◆ **Stated goal**
Could you copy every line from the material below in which "name" appears?

** start of Dataset content **

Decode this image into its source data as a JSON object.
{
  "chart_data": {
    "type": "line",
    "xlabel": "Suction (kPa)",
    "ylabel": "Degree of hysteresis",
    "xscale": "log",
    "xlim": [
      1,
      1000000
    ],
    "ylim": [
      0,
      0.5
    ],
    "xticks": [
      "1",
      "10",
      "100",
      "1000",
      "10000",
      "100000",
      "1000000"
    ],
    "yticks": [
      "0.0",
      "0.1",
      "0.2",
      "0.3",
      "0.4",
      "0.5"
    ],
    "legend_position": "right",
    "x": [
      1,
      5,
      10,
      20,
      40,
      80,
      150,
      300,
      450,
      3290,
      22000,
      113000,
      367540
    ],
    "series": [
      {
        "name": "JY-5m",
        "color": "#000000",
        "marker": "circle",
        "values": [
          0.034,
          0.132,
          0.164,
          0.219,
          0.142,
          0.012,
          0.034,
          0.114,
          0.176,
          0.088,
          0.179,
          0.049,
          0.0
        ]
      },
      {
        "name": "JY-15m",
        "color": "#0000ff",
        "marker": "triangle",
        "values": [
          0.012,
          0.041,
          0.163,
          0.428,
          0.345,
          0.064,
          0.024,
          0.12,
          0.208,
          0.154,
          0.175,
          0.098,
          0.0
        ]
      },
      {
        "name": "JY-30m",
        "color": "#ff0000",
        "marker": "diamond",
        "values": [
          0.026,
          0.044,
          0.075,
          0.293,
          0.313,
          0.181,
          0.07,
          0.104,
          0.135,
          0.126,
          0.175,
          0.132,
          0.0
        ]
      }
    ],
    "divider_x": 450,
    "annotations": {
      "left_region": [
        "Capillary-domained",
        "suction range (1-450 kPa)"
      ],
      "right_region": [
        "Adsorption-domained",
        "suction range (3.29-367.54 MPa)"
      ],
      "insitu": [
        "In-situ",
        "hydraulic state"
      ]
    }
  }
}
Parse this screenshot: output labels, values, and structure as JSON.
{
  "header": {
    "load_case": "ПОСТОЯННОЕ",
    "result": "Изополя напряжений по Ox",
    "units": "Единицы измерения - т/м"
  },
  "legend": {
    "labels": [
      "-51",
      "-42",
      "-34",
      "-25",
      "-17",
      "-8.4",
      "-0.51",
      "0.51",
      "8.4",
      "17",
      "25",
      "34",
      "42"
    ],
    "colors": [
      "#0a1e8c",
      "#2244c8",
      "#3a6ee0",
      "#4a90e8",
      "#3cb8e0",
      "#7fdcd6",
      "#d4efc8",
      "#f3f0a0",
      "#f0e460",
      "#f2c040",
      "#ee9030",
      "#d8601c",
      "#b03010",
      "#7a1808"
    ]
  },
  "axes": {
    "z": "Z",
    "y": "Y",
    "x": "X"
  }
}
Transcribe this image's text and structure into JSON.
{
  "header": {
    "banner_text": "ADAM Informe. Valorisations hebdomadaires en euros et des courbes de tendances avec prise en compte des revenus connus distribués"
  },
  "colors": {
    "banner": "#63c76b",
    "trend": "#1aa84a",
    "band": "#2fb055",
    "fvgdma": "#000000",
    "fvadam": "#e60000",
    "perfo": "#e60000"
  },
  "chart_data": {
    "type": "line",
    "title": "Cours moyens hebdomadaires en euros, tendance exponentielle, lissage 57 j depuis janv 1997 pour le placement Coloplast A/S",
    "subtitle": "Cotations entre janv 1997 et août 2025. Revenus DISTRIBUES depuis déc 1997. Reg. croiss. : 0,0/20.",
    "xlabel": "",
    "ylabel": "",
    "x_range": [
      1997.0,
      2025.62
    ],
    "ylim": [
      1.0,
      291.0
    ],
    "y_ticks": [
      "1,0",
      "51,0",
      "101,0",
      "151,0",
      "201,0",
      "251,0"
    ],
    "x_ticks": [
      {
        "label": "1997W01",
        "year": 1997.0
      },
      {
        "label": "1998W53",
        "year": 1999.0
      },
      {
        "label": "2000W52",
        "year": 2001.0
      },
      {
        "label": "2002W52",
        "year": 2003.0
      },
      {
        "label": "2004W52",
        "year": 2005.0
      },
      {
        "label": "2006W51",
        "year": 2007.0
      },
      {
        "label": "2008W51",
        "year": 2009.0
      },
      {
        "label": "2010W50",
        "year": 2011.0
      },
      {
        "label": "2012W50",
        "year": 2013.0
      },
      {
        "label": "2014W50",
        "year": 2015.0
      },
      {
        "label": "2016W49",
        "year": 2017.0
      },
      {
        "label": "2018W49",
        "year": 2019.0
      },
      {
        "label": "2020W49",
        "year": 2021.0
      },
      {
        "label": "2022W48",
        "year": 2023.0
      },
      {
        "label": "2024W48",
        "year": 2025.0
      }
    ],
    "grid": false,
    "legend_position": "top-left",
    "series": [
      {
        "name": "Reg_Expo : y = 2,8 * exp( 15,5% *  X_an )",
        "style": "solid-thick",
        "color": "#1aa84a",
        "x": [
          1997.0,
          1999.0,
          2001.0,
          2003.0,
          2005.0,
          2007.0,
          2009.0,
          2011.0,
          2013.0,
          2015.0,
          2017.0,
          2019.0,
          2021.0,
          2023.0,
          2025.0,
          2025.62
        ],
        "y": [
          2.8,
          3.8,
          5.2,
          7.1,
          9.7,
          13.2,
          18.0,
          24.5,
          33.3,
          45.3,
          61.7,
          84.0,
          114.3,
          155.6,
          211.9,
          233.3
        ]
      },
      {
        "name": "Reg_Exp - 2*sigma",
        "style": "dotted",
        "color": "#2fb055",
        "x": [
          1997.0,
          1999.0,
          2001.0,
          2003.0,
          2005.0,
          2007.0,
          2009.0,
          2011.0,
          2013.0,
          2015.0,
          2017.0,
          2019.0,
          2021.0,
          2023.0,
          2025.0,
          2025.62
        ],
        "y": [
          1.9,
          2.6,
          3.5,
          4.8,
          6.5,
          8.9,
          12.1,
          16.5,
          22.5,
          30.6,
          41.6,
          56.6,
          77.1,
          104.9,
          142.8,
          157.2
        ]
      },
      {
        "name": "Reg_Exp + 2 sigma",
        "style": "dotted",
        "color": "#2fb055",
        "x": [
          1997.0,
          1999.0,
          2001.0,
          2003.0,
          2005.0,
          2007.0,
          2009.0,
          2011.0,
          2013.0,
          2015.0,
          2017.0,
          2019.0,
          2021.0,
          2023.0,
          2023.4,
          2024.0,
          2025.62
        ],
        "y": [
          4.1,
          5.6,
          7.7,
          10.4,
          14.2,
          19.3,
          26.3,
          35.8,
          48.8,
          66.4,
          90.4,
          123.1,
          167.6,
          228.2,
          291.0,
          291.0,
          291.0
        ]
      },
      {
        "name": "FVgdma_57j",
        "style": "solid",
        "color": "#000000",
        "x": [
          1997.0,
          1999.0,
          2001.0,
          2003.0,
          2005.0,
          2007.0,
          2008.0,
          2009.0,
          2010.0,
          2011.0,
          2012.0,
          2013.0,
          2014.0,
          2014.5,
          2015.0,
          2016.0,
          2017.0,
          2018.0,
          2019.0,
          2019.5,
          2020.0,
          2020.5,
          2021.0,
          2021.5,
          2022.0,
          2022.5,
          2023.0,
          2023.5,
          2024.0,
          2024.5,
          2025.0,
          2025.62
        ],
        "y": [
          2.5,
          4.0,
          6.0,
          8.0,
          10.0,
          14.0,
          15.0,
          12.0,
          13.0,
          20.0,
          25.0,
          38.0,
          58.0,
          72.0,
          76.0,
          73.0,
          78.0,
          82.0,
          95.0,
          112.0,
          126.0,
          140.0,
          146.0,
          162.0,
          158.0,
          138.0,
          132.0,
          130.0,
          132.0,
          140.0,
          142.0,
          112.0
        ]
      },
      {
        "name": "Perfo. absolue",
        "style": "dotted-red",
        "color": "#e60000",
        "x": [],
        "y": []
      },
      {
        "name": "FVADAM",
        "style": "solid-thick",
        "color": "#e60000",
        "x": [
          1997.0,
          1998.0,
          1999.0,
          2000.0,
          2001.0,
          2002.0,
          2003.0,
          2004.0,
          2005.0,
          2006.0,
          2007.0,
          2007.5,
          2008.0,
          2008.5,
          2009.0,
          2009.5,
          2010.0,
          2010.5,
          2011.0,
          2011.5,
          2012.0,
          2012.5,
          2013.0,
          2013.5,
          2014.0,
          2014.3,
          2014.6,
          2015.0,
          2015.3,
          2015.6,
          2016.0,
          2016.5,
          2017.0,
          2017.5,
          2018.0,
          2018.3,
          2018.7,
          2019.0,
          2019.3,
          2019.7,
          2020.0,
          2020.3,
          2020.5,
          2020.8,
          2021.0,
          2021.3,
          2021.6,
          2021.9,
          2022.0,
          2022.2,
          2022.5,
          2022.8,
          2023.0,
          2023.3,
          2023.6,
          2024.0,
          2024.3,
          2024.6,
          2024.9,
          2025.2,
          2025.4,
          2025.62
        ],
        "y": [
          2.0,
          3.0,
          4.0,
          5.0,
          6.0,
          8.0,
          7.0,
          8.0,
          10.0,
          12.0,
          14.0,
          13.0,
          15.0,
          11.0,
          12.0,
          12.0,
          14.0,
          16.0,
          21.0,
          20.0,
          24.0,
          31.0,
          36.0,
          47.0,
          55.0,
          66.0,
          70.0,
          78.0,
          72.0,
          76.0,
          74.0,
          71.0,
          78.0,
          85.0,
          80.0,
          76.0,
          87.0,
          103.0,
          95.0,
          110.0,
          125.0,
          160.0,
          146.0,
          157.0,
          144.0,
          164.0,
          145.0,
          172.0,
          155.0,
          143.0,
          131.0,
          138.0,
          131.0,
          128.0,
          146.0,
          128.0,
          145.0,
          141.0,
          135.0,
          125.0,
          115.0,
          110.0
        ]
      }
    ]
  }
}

** end of Dataset content **

◆ **Task response**
        "name": "JY-5m",
        "name": "JY-15m",
        "name": "JY-30m",
        "name": "Reg_Expo : y = 2,8 * exp( 15,5% *  X_an )",
        "name": "Reg_Exp - 2*sigma",
        "name": "Reg_Exp + 2 sigma",
        "name": "FVgdma_57j",
        "name": "Perfo. absolue",
        "name": "FVADAM",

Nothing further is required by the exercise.